▶ _AIM OF THE EXERCISE_: Below is a listing to write out in full, exactly as given, without its pictures.

▶ _RECORD EXCERPTS_:
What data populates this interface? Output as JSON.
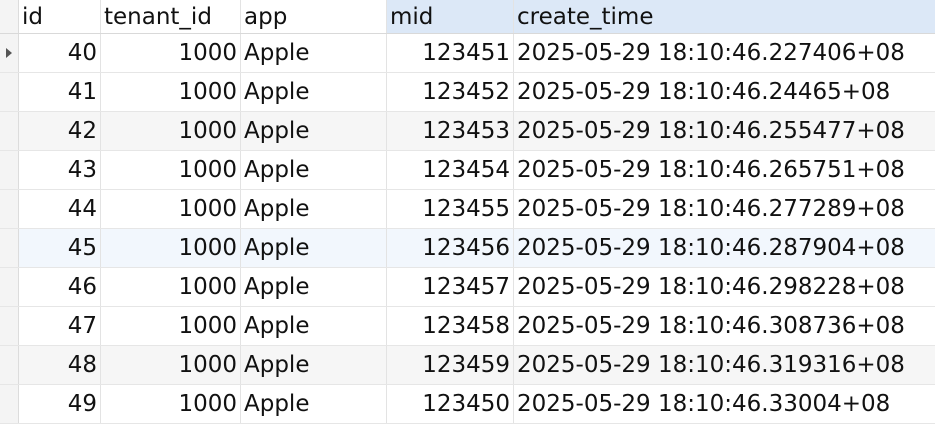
{
  "columns": [
    "id",
    "tenant_id",
    "app",
    "mid",
    "create_time"
  ],
  "rows": [
    {
      "id": "40",
      "tenant_id": "1000",
      "app": "Apple",
      "mid": "123451",
      "create_time": "2025-05-29 18:10:46.227406+08"
    },
    {
      "id": "41",
      "tenant_id": "1000",
      "app": "Apple",
      "mid": "123452",
      "create_time": "2025-05-29 18:10:46.24465+08"
    },
    {
      "id": "42",
      "tenant_id": "1000",
      "app": "Apple",
      "mid": "123453",
      "create_time": "2025-05-29 18:10:46.255477+08"
    },
    {
      "id": "43",
      "tenant_id": "1000",
      "app": "Apple",
      "mid": "123454",
      "create_time": "2025-05-29 18:10:46.265751+08"
    },
    {
      "id": "44",
      "tenant_id": "1000",
      "app": "Apple",
      "mid": "123455",
      "create_time": "2025-05-29 18:10:46.277289+08"
    },
    {
      "id": "45",
      "tenant_id": "1000",
      "app": "Apple",
      "mid": "123456",
      "create_time": "2025-05-29 18:10:46.287904+08"
    },
    {
      "id": "46",
      "tenant_id": "1000",
      "app": "Apple",
      "mid": "123457",
      "create_time": "2025-05-29 18:10:46.298228+08"
    },
    {
      "id": "47",
      "tenant_id": "1000",
      "app": "Apple",
      "mid": "123458",
      "create_time": "2025-05-29 18:10:46.308736+08"
    },
    {
      "id": "48",
      "tenant_id": "1000",
      "app": "Apple",
      "mid": "123459",
      "create_time": "2025-05-29 18:10:46.319316+08"
    },
    {
      "id": "49",
      "tenant_id": "1000",
      "app": "Apple",
      "mid": "123450",
      "create_time": "2025-05-29 18:10:46.33004+08"
    }
  ],
  "colors": {
    "sorted_header": "#dce8f7",
    "alt_row": "#f6f6f6",
    "hover_row": "#f2f7fd"
  },
  "icons": {
    "row_indicator": "current-row-indicator-icon"
  }
}
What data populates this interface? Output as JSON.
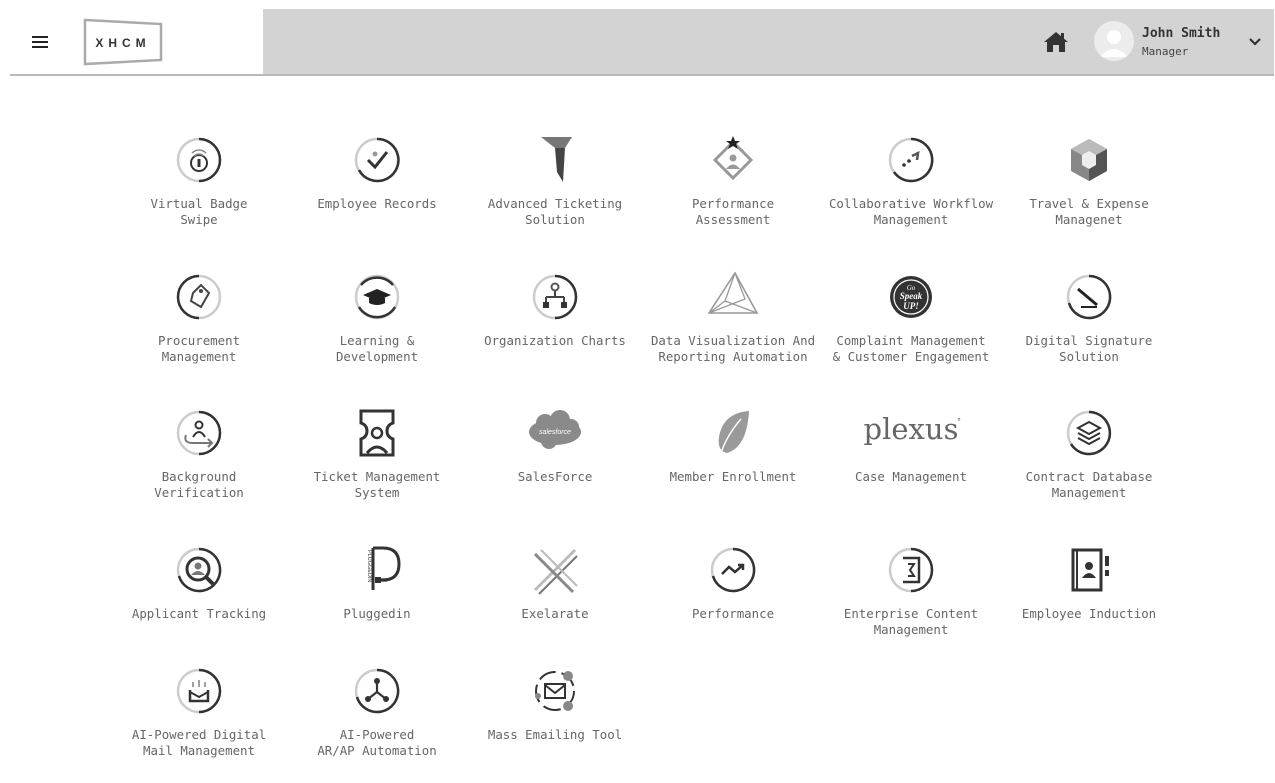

▶ _SOLUTION_:
What data populates this interface? Output as JSON.
{
  "columns": [
    "id",
    "tenant_id",
    "app",
    "mid",
    "create_time"
  ],
  "rows": [
    {
      "id": "40",
      "tenant_id": "1000",
      "app": "Apple",
      "mid": "123451",
      "create_time": "2025-05-29 18:10:46.227406+08"
    },
    {
      "id": "41",
      "tenant_id": "1000",
      "app": "Apple",
      "mid": "123452",
      "create_time": "2025-05-29 18:10:46.24465+08"
    },
    {
      "id": "42",
      "tenant_id": "1000",
      "app": "Apple",
      "mid": "123453",
      "create_time": "2025-05-29 18:10:46.255477+08"
    },
    {
      "id": "43",
      "tenant_id": "1000",
      "app": "Apple",
      "mid": "123454",
      "create_time": "2025-05-29 18:10:46.265751+08"
    },
    {
      "id": "44",
      "tenant_id": "1000",
      "app": "Apple",
      "mid": "123455",
      "create_time": "2025-05-29 18:10:46.277289+08"
    },
    {
      "id": "45",
      "tenant_id": "1000",
      "app": "Apple",
      "mid": "123456",
      "create_time": "2025-05-29 18:10:46.287904+08"
    },
    {
      "id": "46",
      "tenant_id": "1000",
      "app": "Apple",
      "mid": "123457",
      "create_time": "2025-05-29 18:10:46.298228+08"
    },
    {
      "id": "47",
      "tenant_id": "1000",
      "app": "Apple",
      "mid": "123458",
      "create_time": "2025-05-29 18:10:46.308736+08"
    },
    {
      "id": "48",
      "tenant_id": "1000",
      "app": "Apple",
      "mid": "123459",
      "create_time": "2025-05-29 18:10:46.319316+08"
    },
    {
      "id": "49",
      "tenant_id": "1000",
      "app": "Apple",
      "mid": "123450",
      "create_time": "2025-05-29 18:10:46.33004+08"
    }
  ],
  "colors": {
    "sorted_header": "#dce8f7",
    "alt_row": "#f6f6f6",
    "hover_row": "#f2f7fd"
  },
  "icons": {
    "row_indicator": "current-row-indicator-icon"
  }
}
What data populates this interface? Output as JSON.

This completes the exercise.